[start EXERCISE MATERIALS]
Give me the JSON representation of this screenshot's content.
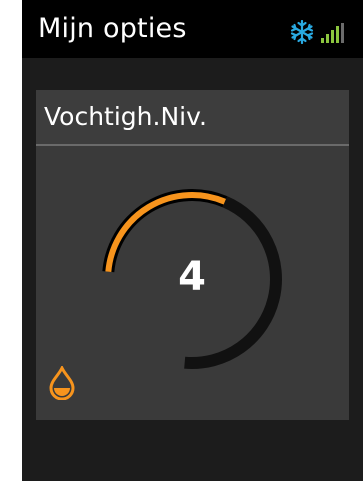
{
  "header": {
    "title": "Mijn opties",
    "icons": {
      "mode": "snowflake-icon",
      "signal": "signal-strength-icon"
    },
    "signal_level": 0.8
  },
  "setting": {
    "title": "Vochtigh.Niv.",
    "value": "4",
    "level_fraction": 0.4,
    "icon": "water-drop-icon"
  },
  "colors": {
    "accent": "#f7941d",
    "snowflake": "#29a9e1",
    "signal": "#8cc63f",
    "track": "#111111",
    "background": "#1c1c1c",
    "card": "#3a3a3a"
  }
}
[end EXERCISE MATERIALS]
### WRITTEN REQUEST
Quote each line of the listing exactly, but leave the pictures out.

### RESULT BELOW
Give me the JSON representation of this screenshot's content.
{
  "header": {
    "title": "Mijn opties",
    "icons": {
      "mode": "snowflake-icon",
      "signal": "signal-strength-icon"
    },
    "signal_level": 0.8
  },
  "setting": {
    "title": "Vochtigh.Niv.",
    "value": "4",
    "level_fraction": 0.4,
    "icon": "water-drop-icon"
  },
  "colors": {
    "accent": "#f7941d",
    "snowflake": "#29a9e1",
    "signal": "#8cc63f",
    "track": "#111111",
    "background": "#1c1c1c",
    "card": "#3a3a3a"
  }
}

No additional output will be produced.